═══ Records supplied ═══

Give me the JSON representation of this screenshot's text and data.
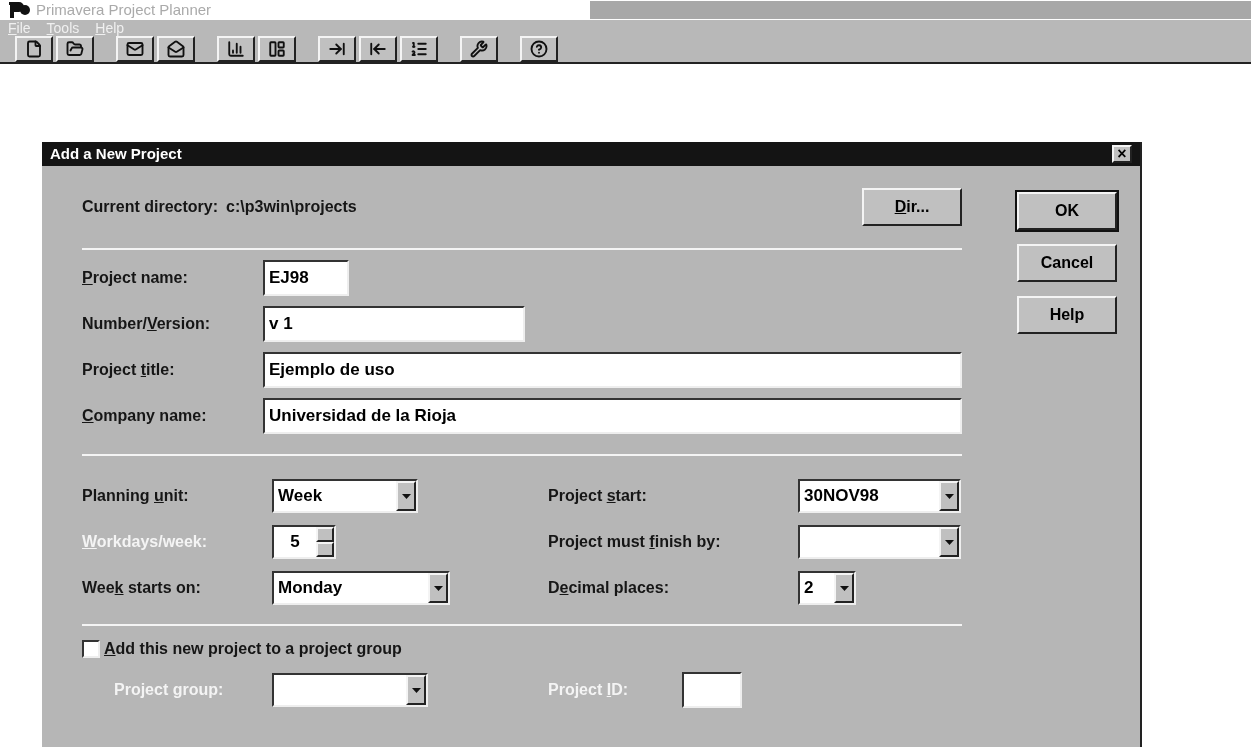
{
  "app": {
    "title": "Primavera Project Planner"
  },
  "menu": [
    {
      "label": {
        "key": "F",
        "post": "ile"
      }
    },
    {
      "label": {
        "key": "T",
        "post": "ools"
      }
    },
    {
      "label": {
        "key": "H",
        "post": "elp"
      }
    }
  ],
  "dialog": {
    "title": "Add a New Project",
    "close": "×",
    "current_directory": {
      "label": "Current directory:",
      "value": "c:\\p3win\\projects"
    },
    "dir_button": {
      "label": {
        "key": "D",
        "post": "ir..."
      }
    },
    "buttons": [
      {
        "label": "OK",
        "default": true
      },
      {
        "label": "Cancel",
        "default": false
      },
      {
        "label": "Help",
        "default": false
      }
    ],
    "fields": [
      {
        "label": {
          "key": "P",
          "post": "roject name:"
        },
        "value": "EJ98"
      },
      {
        "label": {
          "pre": "Number/",
          "key": "V",
          "post": "ersion:"
        },
        "value": "v 1"
      },
      {
        "label": {
          "pre": "Project ",
          "key": "t",
          "post": "itle:"
        },
        "value": "Ejemplo de uso"
      },
      {
        "label": {
          "key": "C",
          "post": "ompany name:"
        },
        "value": "Universidad de la Rioja"
      }
    ],
    "settings_left": [
      {
        "kind": "dropdown",
        "label": {
          "pre": "Planning ",
          "key": "u",
          "post": "nit:"
        },
        "value": "Week",
        "disabled": false
      },
      {
        "kind": "spinner",
        "label": {
          "key": "W",
          "post": "orkdays/week:"
        },
        "value": "5",
        "disabled": true
      },
      {
        "kind": "dropdown",
        "label": {
          "pre": "Wee",
          "key": "k",
          "post": " starts on:"
        },
        "value": "Monday",
        "disabled": false
      }
    ],
    "settings_right": [
      {
        "kind": "dropdown",
        "label": {
          "pre": "Project ",
          "key": "s",
          "post": "tart:"
        },
        "value": "30NOV98",
        "disabled": false
      },
      {
        "kind": "dropdown",
        "label": {
          "pre": "Project must ",
          "key": "f",
          "post": "inish by:"
        },
        "disabled": false
      },
      {
        "kind": "dropdown",
        "label": {
          "pre": "D",
          "key": "e",
          "post": "cimal places:"
        },
        "value": "2",
        "disabled": false
      }
    ],
    "group_checkbox": {
      "label": {
        "key": "A",
        "post": "dd this new project to a project group"
      },
      "checked": false
    },
    "project_group": {
      "label": "Project group:",
      "disabled": true
    },
    "project_id": {
      "label": {
        "pre": "Project ",
        "key": "I",
        "post": "D:"
      },
      "disabled": true
    }
  }
}
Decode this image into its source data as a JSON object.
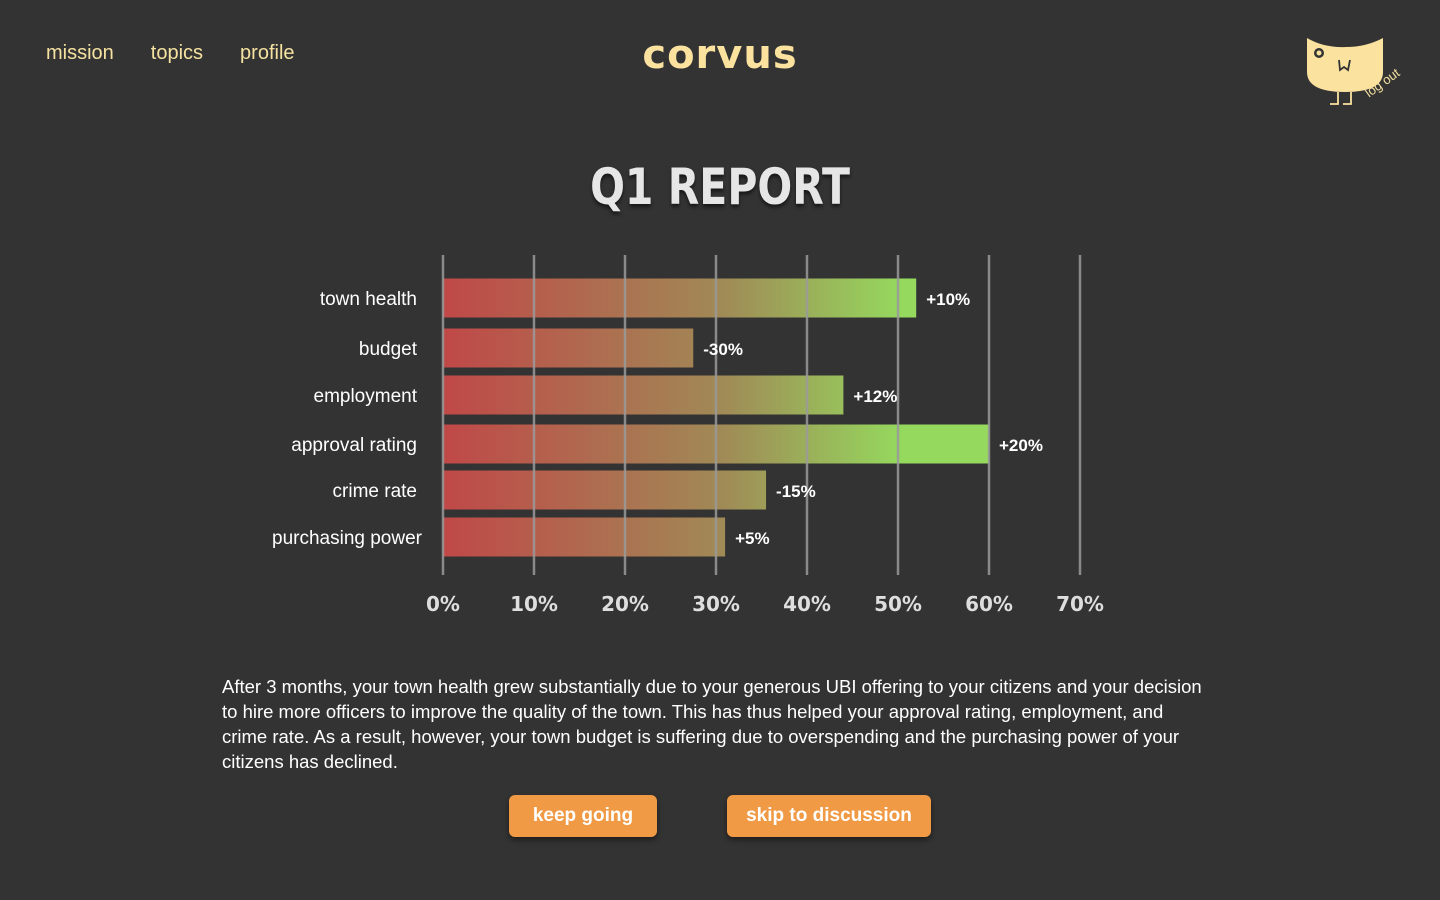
{
  "nav": {
    "items": [
      {
        "label": "mission"
      },
      {
        "label": "topics"
      },
      {
        "label": "profile"
      }
    ]
  },
  "brand": {
    "name": "corvus"
  },
  "account": {
    "logout_label": "log out",
    "mascot_icon": "crow-mascot-icon"
  },
  "colors": {
    "background": "#333333",
    "nav_text": "#f5e2a0",
    "brand": "#fbe29f",
    "bar_low": "#c04848",
    "bar_high": "#95d95e",
    "button": "#f09a45"
  },
  "chart_data": {
    "type": "bar",
    "orientation": "horizontal",
    "title": "Q1 REPORT",
    "categories": [
      "town health",
      "budget",
      "employment",
      "approval rating",
      "crime rate",
      "purchasing power"
    ],
    "values": [
      52,
      27.5,
      44,
      60,
      35.5,
      31
    ],
    "data_labels": [
      "+10%",
      "-30%",
      "+12%",
      "+20%",
      "-15%",
      "+5%"
    ],
    "x_ticks": [
      "0%",
      "10%",
      "20%",
      "30%",
      "40%",
      "50%",
      "60%",
      "70%"
    ],
    "xlim": [
      0,
      70
    ],
    "grid": true
  },
  "summary": {
    "text": "After 3 months, your town health grew substantially due to your generous UBI offering to your citizens and your decision to hire more officers to improve the quality of the town. This has thus helped your approval rating, employment, and crime rate. As a result, however, your town budget is suffering due to overspending and the purchasing power of your citizens has declined."
  },
  "actions": {
    "keep_label": "keep going",
    "skip_label": "skip to discussion"
  }
}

═══

_Aim_:
Determine how many lines of the entries above carry the string "title", and give that number alone.

_Solution_:
3